■ Excerpt from a dataset ■
⟨

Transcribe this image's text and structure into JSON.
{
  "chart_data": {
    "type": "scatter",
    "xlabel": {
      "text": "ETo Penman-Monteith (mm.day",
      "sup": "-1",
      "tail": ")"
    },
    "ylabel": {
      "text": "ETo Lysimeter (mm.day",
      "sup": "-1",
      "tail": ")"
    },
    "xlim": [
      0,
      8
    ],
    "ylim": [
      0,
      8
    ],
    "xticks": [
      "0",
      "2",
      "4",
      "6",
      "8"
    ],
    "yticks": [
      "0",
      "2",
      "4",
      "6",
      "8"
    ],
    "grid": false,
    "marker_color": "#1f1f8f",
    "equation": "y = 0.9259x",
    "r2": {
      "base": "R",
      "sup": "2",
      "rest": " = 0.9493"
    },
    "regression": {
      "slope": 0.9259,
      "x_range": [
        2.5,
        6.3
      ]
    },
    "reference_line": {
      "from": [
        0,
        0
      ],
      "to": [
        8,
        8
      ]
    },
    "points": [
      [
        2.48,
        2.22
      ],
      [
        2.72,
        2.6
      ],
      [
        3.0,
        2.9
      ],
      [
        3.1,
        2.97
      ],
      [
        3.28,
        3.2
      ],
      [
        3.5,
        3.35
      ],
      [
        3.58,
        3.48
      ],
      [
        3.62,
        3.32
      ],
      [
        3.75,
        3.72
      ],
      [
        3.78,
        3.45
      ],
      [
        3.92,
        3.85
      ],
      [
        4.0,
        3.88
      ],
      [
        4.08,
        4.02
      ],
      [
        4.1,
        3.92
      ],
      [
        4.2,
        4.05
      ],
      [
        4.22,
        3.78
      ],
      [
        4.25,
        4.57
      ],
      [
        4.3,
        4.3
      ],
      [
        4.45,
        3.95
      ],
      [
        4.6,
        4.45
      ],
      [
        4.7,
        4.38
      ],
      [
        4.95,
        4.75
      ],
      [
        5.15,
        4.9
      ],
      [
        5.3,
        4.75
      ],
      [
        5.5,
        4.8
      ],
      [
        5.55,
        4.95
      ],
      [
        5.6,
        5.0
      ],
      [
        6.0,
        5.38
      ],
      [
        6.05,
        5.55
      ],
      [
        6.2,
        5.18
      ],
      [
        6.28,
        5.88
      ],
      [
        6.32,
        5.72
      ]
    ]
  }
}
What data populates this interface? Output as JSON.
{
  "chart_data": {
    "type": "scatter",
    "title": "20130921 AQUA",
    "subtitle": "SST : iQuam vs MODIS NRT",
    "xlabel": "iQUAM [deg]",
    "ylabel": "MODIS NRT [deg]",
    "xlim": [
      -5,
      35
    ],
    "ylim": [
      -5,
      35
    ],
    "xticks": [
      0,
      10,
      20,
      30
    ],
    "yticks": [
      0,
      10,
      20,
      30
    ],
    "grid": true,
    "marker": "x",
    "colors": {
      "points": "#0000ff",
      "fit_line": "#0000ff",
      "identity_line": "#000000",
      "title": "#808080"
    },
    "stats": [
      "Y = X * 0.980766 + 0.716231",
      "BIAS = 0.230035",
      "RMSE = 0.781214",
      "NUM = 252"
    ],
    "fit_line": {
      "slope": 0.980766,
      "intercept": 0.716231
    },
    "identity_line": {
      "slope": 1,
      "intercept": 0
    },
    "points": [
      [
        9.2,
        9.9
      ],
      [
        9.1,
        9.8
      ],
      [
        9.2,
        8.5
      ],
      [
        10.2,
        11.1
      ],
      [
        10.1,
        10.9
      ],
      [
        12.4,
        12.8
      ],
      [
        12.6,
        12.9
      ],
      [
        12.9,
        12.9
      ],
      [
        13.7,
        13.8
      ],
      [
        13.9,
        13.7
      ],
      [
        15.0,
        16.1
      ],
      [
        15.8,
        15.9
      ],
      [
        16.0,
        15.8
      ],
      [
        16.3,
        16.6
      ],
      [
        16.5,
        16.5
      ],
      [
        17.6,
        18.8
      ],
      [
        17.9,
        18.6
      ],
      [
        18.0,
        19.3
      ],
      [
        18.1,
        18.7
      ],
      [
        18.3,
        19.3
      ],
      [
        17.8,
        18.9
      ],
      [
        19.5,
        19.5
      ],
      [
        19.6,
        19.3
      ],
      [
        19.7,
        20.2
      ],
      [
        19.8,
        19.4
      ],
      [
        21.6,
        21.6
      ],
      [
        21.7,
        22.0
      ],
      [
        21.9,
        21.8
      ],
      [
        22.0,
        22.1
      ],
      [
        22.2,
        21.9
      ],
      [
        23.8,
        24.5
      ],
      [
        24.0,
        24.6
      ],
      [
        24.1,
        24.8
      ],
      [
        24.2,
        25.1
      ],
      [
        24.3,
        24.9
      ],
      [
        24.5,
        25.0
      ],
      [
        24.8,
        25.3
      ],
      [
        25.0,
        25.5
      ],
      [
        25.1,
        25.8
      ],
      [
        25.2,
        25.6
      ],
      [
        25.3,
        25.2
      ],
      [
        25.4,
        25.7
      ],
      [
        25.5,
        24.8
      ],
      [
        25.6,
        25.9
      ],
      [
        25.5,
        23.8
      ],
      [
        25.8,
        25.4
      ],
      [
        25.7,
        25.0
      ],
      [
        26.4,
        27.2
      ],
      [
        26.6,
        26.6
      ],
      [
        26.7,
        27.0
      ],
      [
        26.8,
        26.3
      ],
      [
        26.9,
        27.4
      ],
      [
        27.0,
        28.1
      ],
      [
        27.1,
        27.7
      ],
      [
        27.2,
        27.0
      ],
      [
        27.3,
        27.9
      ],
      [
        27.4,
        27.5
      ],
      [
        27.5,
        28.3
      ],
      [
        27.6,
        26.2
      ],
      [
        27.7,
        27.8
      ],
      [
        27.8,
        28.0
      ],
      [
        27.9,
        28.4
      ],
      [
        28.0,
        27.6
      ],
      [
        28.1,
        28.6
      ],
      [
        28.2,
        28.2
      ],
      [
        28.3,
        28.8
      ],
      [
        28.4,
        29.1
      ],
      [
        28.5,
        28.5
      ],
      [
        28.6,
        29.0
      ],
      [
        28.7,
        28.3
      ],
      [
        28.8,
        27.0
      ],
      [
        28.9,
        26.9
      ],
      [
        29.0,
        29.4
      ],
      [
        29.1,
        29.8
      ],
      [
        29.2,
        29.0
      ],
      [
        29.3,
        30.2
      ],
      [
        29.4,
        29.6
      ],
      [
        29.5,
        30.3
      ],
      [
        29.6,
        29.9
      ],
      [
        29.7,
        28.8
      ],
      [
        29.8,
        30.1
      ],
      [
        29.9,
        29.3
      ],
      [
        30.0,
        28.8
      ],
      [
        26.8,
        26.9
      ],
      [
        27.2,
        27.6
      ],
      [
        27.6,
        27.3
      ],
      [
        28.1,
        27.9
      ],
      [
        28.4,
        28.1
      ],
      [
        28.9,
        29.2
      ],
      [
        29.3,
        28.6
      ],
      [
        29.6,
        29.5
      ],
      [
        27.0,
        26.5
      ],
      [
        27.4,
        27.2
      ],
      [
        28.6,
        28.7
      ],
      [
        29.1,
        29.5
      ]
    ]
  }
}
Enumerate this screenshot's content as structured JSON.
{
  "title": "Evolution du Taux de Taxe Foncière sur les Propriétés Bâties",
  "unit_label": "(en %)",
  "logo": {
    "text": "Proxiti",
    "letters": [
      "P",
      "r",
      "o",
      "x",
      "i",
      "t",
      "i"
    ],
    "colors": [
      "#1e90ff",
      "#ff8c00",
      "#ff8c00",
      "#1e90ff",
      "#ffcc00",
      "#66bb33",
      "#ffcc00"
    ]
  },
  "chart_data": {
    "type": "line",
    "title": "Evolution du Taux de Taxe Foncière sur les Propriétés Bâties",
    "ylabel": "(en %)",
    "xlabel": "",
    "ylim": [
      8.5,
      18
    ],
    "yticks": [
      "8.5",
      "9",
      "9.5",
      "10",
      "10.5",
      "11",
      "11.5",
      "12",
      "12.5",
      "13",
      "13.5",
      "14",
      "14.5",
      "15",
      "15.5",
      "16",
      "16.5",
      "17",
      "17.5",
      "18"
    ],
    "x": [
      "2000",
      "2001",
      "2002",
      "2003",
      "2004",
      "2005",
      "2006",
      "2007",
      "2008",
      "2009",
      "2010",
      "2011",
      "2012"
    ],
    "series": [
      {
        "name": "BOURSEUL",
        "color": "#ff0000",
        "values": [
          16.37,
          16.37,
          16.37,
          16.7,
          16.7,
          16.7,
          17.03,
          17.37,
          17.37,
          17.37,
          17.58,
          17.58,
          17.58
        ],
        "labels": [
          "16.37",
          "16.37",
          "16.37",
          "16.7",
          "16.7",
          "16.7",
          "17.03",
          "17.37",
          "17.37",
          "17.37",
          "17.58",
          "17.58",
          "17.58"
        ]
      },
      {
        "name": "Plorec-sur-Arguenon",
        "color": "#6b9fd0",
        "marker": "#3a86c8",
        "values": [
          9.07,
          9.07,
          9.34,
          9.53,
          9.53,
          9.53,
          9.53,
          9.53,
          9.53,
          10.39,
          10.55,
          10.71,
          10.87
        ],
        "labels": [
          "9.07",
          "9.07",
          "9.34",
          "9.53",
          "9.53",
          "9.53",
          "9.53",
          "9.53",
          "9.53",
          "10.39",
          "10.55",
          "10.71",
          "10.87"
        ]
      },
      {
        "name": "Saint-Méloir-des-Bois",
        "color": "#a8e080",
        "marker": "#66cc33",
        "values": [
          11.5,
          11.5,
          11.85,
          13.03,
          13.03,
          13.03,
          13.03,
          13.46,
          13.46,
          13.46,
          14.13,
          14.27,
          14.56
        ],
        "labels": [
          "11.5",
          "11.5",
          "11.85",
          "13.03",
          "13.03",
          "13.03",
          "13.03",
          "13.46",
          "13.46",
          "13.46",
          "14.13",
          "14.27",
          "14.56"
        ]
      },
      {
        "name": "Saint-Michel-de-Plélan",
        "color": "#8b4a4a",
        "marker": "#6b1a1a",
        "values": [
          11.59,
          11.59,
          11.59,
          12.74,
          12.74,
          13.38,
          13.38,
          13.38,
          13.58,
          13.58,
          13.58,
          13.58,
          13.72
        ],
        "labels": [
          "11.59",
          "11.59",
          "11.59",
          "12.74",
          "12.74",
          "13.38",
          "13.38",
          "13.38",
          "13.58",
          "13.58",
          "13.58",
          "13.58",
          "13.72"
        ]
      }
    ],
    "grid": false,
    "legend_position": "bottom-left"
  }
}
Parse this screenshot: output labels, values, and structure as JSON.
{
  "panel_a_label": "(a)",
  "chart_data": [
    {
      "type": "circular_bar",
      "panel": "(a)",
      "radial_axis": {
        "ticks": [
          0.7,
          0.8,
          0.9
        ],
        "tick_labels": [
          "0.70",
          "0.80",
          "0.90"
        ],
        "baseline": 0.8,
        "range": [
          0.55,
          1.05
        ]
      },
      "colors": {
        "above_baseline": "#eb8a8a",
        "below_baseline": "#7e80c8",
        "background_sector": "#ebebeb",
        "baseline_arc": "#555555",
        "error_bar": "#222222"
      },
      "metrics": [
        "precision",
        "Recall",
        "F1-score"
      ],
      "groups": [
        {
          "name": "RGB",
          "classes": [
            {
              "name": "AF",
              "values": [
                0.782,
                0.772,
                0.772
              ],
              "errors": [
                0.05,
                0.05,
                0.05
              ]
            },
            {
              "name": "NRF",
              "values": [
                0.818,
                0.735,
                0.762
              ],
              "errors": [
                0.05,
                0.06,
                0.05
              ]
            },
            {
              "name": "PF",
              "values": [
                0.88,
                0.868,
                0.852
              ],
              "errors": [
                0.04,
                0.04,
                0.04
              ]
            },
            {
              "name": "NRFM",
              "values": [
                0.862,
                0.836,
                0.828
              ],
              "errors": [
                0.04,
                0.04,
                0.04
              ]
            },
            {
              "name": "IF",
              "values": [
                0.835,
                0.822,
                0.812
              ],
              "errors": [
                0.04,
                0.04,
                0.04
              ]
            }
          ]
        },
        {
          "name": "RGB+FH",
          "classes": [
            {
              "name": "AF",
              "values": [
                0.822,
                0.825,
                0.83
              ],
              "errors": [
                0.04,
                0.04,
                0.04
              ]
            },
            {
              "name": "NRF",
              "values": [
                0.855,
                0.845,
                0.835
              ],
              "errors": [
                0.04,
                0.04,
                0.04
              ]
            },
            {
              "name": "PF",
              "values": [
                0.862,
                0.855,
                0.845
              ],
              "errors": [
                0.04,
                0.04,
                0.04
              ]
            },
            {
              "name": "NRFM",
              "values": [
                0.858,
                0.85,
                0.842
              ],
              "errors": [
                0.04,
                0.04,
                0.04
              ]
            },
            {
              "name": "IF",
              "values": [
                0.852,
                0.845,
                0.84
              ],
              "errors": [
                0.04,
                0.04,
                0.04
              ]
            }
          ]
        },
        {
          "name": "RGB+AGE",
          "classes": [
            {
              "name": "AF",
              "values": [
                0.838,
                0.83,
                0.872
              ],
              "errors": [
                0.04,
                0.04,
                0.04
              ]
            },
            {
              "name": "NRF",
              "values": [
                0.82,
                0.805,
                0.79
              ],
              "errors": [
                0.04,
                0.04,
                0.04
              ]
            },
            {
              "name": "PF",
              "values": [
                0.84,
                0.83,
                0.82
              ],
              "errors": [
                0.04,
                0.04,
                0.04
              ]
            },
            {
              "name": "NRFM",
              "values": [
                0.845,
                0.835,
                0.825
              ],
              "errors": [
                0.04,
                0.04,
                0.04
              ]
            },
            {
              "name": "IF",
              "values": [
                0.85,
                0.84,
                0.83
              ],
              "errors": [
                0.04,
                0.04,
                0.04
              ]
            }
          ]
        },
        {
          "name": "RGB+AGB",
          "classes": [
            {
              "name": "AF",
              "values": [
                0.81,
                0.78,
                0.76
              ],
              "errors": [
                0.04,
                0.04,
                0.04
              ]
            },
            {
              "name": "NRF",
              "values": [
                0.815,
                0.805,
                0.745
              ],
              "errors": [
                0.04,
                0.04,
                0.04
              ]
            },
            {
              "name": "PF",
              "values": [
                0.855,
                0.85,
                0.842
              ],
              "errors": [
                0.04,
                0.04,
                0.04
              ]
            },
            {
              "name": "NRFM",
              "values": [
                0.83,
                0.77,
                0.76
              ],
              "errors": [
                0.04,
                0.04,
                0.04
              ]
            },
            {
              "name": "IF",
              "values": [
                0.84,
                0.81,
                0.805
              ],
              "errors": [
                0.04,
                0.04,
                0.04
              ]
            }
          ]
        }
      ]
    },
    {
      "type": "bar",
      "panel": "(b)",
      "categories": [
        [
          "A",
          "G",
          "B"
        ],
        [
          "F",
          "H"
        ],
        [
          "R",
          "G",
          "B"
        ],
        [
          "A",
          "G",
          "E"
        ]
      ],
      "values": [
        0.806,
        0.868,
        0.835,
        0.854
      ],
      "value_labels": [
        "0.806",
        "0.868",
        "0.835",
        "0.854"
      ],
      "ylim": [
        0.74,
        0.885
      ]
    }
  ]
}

⟩

Every line that holds the string "JSON" should be returned.

Transcribe this image's text and structure into JSON.
What data populates this interface? Output as JSON.
Enumerate this screenshot's content as structured JSON.
Parse this screenshot: output labels, values, and structure as JSON.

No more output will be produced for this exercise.